***** Material for this exercise

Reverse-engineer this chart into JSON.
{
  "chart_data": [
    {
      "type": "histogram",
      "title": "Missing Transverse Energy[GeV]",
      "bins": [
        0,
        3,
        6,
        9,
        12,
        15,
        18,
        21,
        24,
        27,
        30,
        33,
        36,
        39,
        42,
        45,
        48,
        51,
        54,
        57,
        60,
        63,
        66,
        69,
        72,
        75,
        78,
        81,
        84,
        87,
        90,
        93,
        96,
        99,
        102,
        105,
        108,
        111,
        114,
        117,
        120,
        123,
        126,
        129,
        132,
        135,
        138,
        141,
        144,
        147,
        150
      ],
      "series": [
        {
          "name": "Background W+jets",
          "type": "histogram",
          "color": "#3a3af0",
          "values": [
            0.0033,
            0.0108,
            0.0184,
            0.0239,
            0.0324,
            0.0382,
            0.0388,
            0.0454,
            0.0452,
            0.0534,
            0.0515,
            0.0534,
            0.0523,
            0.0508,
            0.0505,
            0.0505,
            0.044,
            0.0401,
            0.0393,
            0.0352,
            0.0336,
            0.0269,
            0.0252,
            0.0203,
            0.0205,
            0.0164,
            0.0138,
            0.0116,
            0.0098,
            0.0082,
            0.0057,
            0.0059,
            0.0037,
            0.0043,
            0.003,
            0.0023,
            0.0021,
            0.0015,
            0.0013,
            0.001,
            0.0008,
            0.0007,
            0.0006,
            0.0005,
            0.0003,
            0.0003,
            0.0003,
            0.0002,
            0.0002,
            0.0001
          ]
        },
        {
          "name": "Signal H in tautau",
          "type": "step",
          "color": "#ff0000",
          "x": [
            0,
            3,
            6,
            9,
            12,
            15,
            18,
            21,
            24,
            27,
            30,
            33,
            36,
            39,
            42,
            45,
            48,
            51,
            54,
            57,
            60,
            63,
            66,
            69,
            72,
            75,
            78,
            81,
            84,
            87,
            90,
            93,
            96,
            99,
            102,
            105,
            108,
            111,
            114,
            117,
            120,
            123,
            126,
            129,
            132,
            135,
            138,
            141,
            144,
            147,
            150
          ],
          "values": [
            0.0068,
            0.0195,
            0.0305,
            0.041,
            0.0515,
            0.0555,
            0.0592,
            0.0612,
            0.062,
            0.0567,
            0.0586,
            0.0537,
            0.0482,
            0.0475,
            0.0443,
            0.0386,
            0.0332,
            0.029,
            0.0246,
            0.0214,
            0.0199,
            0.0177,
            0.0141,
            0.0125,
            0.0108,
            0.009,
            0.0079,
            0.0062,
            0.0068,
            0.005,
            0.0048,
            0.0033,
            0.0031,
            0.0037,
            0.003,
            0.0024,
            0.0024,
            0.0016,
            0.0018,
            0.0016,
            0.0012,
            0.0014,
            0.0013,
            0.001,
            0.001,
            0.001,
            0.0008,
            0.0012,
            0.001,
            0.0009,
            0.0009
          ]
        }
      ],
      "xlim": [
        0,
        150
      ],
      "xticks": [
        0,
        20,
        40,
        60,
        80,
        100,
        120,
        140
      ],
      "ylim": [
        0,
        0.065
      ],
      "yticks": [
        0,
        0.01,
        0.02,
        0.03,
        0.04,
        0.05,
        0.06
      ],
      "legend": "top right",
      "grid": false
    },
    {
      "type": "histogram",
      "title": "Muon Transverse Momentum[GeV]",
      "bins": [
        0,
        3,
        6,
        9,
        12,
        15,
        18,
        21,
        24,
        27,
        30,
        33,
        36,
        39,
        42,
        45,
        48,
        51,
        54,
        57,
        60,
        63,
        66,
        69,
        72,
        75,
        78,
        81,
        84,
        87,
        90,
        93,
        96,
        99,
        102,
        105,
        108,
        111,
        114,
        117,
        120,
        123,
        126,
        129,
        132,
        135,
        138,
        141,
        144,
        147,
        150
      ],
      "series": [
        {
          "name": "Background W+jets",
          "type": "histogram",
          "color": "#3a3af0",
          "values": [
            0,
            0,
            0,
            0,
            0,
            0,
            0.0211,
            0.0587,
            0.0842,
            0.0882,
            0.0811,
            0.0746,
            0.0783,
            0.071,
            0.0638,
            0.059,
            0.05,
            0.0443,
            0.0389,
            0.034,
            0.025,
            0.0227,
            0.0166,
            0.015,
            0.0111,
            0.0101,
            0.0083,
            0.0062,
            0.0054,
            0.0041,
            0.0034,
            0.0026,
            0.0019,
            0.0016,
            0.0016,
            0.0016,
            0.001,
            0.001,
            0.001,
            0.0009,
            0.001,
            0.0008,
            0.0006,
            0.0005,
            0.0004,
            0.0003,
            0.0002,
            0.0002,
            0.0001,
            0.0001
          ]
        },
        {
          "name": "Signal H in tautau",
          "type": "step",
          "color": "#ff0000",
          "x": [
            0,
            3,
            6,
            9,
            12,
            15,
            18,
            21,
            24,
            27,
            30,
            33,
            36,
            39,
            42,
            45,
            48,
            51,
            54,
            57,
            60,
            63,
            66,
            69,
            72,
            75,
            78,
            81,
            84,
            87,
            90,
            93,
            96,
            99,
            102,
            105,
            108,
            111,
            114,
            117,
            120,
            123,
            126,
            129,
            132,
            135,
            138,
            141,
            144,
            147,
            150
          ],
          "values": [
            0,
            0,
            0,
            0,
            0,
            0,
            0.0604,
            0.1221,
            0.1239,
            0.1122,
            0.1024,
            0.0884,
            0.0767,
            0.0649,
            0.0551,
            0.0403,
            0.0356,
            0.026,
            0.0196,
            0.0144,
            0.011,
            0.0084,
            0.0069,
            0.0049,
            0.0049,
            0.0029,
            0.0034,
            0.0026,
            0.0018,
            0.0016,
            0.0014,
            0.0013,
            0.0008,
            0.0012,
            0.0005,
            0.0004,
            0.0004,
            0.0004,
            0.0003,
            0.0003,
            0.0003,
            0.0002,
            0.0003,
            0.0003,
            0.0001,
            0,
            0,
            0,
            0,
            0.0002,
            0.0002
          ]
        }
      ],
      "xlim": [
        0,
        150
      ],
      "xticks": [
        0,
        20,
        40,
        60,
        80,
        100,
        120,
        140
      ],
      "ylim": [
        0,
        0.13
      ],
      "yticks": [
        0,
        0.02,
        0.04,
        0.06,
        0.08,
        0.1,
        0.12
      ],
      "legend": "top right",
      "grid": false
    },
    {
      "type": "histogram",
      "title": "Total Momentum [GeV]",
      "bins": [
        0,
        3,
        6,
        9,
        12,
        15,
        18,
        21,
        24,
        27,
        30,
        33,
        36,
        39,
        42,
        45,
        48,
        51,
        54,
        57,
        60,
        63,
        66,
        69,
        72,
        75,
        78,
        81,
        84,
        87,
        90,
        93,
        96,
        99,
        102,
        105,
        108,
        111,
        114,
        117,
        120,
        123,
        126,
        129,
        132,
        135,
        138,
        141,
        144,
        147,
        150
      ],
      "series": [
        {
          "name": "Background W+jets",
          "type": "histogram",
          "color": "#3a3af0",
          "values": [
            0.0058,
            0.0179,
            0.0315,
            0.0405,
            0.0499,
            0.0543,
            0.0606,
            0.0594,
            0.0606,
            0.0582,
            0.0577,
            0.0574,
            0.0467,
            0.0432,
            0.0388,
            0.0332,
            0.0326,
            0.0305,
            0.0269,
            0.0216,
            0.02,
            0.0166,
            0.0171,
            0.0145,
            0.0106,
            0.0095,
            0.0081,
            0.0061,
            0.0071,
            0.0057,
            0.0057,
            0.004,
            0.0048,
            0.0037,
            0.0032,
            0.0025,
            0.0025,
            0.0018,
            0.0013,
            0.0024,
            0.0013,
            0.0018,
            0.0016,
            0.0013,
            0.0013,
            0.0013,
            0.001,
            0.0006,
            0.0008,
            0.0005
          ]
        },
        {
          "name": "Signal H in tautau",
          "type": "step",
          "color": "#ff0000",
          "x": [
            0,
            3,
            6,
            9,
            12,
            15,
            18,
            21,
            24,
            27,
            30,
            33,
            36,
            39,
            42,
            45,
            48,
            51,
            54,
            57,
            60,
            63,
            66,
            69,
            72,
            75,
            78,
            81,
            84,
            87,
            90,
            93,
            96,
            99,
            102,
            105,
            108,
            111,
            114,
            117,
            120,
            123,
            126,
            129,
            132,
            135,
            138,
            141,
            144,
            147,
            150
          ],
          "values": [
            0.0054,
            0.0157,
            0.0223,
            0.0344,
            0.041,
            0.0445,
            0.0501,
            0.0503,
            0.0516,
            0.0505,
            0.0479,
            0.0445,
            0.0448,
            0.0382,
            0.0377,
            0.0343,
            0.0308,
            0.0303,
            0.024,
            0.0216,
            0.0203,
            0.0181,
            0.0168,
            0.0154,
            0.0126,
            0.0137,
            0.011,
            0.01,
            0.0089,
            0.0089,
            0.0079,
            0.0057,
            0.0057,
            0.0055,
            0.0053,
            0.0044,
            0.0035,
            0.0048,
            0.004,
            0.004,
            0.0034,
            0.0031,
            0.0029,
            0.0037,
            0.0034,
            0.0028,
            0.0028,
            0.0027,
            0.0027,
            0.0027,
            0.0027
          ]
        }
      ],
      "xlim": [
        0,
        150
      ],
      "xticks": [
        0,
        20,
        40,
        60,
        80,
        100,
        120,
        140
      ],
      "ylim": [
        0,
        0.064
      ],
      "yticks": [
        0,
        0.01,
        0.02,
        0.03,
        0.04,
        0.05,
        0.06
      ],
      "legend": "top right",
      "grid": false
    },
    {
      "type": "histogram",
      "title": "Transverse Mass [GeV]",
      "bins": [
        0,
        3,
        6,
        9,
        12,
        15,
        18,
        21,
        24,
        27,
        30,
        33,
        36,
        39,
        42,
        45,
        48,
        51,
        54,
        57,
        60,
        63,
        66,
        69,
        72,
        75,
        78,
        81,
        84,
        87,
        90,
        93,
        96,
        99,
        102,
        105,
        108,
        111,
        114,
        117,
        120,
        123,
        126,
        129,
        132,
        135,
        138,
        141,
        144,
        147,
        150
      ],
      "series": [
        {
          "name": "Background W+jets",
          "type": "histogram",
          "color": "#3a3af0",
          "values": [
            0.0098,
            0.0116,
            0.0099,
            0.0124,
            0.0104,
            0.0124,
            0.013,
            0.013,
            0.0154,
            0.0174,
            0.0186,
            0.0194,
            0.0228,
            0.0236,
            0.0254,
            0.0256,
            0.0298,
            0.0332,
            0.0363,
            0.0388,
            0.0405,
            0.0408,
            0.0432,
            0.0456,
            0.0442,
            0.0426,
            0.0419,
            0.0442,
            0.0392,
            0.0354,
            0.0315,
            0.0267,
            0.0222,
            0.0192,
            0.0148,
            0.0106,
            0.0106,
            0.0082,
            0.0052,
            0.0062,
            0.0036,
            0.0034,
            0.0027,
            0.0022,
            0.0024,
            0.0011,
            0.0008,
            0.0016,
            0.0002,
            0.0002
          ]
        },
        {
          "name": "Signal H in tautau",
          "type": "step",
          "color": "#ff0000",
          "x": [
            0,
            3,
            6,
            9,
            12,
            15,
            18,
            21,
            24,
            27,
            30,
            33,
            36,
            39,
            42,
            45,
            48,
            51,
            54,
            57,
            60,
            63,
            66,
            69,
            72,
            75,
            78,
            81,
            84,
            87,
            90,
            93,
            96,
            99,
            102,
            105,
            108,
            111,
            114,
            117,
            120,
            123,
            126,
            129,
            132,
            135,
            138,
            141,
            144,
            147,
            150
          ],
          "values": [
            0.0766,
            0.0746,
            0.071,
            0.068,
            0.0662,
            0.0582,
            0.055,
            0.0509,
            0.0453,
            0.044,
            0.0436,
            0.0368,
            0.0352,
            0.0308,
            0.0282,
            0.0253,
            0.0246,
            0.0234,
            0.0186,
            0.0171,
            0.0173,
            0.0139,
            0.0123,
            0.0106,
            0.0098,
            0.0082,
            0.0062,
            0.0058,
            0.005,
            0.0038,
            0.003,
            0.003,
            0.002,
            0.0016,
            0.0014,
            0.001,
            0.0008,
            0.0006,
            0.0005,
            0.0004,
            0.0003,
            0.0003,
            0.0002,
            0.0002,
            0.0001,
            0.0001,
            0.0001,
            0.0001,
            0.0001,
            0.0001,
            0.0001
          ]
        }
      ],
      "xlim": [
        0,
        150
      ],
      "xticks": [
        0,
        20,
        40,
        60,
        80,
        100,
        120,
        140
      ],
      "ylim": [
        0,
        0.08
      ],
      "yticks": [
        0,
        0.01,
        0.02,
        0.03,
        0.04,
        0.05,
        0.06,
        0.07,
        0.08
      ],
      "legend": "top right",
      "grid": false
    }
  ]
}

**********

Which lines hold the word "title"? Copy all of them.

      "title": "Missing Transverse Energy[GeV]",
      "title": "Muon Transverse Momentum[GeV]",
      "title": "Total Momentum [GeV]",
      "title": "Transverse Mass [GeV]",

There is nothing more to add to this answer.